What is being asked. Copy every line of the listing that holds the string "highlighted".

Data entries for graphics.
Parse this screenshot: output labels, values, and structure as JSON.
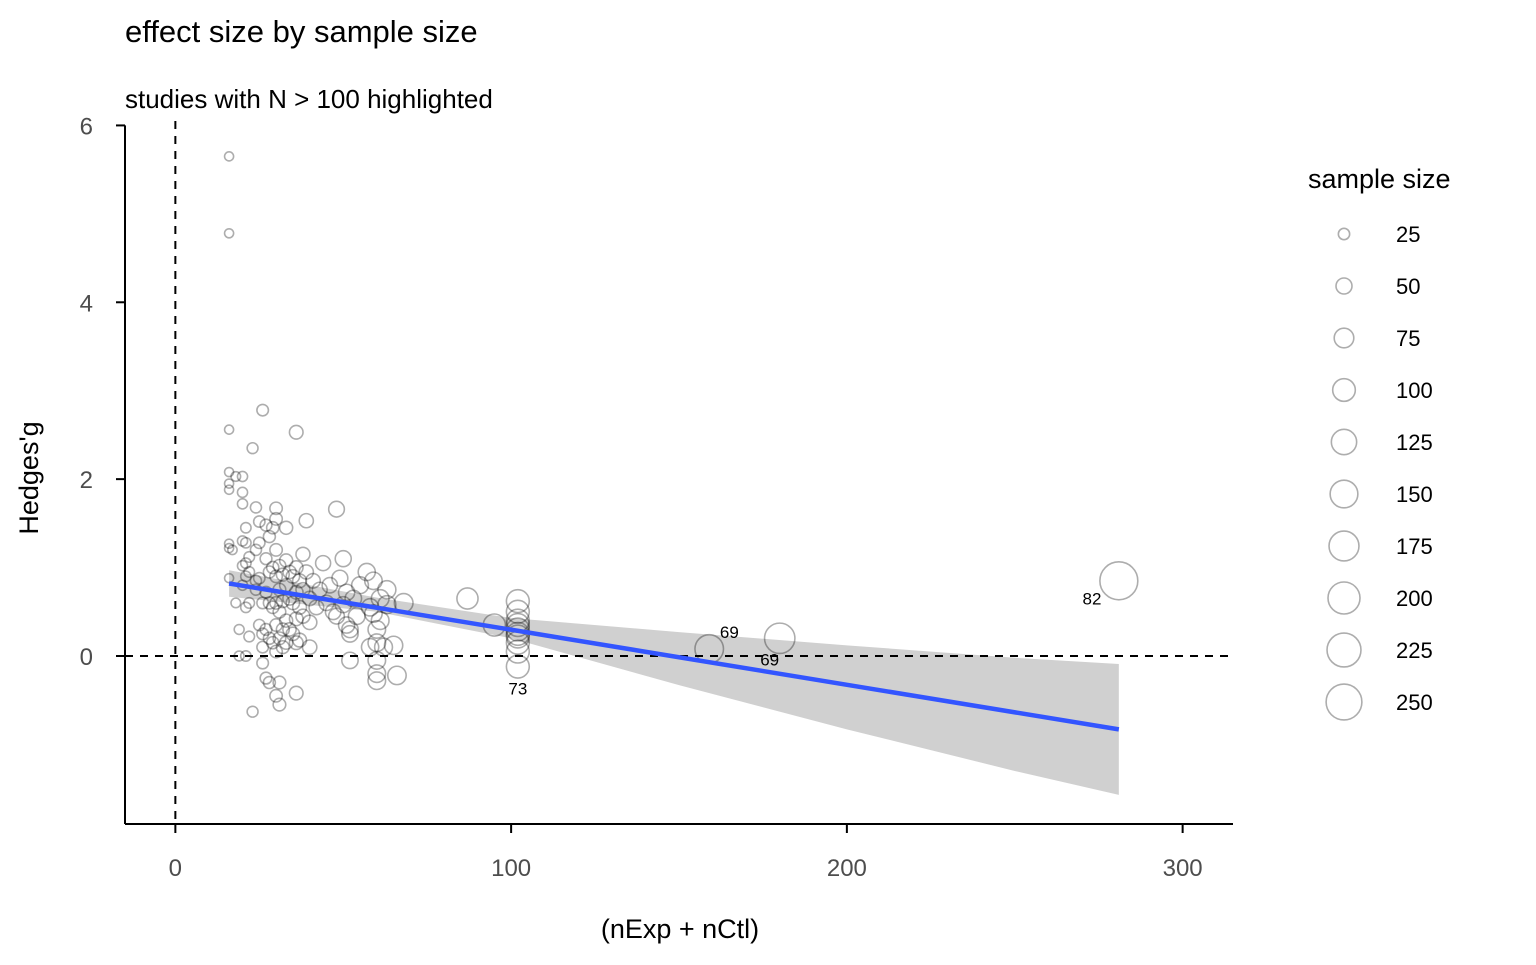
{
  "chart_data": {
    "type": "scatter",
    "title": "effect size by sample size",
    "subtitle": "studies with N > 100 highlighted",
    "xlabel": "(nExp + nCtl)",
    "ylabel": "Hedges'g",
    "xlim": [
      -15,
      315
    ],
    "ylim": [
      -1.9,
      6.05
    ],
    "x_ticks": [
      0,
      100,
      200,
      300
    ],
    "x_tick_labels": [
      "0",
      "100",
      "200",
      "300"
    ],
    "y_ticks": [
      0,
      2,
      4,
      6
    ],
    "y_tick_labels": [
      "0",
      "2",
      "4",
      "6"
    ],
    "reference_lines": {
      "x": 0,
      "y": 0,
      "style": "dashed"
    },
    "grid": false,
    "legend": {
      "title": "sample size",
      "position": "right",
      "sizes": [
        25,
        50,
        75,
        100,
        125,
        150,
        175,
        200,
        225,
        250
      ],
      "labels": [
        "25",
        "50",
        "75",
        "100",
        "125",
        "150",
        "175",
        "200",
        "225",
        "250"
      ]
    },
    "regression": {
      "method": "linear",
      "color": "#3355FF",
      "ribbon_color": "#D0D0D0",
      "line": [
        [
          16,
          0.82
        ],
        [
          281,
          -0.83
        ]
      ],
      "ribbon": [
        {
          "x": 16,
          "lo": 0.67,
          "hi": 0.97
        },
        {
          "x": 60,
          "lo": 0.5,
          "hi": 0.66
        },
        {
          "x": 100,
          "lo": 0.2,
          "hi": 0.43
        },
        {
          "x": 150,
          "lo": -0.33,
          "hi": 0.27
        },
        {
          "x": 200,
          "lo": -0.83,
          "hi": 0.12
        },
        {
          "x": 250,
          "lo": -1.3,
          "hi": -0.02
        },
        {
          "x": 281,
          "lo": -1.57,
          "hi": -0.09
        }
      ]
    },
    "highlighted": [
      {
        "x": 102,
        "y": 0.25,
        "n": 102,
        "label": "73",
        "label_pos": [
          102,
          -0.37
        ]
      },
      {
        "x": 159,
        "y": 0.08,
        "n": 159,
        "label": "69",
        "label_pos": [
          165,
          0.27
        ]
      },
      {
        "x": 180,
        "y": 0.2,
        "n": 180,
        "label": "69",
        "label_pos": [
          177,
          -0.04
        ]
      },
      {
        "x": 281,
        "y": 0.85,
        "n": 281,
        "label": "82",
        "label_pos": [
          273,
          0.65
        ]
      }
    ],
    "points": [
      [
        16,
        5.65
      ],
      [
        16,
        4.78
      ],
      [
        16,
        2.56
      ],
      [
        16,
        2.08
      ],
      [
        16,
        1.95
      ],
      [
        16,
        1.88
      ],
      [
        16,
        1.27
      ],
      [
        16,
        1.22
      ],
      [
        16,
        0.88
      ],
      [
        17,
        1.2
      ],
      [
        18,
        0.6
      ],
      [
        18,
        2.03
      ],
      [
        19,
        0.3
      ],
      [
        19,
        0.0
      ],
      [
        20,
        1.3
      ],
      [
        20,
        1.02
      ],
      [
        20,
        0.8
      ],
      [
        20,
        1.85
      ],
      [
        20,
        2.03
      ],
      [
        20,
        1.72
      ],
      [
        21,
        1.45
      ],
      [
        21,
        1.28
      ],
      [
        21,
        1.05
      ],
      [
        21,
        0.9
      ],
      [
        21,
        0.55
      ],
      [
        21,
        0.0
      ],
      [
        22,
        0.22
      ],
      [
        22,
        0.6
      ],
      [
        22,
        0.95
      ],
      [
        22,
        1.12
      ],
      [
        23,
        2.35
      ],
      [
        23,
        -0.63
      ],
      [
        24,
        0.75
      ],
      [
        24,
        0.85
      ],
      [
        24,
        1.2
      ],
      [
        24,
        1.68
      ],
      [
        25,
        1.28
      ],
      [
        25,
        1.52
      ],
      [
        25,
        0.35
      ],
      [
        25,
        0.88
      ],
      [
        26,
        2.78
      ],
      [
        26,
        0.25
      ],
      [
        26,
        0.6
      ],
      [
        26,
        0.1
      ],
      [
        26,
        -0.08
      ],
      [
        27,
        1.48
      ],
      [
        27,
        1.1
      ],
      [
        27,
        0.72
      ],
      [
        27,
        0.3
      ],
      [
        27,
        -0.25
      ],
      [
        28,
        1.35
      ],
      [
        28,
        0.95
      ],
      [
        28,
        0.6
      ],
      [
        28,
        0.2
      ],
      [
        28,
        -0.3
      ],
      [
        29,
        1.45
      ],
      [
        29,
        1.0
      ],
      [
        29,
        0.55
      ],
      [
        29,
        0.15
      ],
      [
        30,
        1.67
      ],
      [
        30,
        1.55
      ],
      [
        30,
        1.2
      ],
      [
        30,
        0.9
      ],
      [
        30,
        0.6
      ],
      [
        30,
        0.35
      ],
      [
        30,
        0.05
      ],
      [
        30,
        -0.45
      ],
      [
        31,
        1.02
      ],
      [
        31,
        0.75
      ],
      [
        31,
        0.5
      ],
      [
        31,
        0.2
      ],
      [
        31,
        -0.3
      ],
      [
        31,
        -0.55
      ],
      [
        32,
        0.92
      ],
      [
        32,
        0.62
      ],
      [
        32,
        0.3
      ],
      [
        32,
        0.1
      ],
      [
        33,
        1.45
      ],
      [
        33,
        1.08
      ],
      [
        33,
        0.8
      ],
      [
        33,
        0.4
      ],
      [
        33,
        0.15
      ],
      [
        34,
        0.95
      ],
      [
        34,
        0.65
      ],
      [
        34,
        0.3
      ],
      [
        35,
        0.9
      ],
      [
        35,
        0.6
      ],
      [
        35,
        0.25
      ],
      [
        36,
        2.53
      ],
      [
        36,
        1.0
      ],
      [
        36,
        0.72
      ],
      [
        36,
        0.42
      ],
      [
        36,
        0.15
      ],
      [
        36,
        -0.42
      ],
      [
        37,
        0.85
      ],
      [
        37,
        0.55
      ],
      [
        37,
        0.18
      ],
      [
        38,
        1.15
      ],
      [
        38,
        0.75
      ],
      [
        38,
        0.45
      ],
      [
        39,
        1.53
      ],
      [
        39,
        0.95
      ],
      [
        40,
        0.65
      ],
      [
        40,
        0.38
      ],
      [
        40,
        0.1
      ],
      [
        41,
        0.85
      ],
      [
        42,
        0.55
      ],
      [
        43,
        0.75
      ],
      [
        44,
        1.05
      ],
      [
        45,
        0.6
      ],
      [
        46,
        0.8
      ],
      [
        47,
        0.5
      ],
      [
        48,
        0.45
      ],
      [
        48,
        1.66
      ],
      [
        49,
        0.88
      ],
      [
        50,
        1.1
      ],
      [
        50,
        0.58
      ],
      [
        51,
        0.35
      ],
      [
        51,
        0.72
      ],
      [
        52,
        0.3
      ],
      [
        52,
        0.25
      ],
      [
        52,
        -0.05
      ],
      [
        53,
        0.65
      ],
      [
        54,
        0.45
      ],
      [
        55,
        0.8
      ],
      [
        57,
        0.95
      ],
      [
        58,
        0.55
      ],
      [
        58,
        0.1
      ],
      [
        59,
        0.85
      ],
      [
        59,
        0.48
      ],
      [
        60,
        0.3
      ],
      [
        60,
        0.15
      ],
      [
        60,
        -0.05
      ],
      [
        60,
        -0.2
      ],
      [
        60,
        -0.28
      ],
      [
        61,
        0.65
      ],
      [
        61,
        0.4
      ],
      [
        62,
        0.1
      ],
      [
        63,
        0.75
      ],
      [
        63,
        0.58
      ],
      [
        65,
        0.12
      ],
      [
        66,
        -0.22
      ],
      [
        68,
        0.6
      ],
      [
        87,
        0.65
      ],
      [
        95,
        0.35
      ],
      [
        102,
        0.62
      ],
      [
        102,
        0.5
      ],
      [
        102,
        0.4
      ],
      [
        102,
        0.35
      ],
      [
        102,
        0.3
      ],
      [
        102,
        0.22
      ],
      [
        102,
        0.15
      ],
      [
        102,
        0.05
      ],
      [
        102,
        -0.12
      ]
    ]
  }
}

In response.
    "subtitle": "studies with N > 100 highlighted",
    "highlighted": [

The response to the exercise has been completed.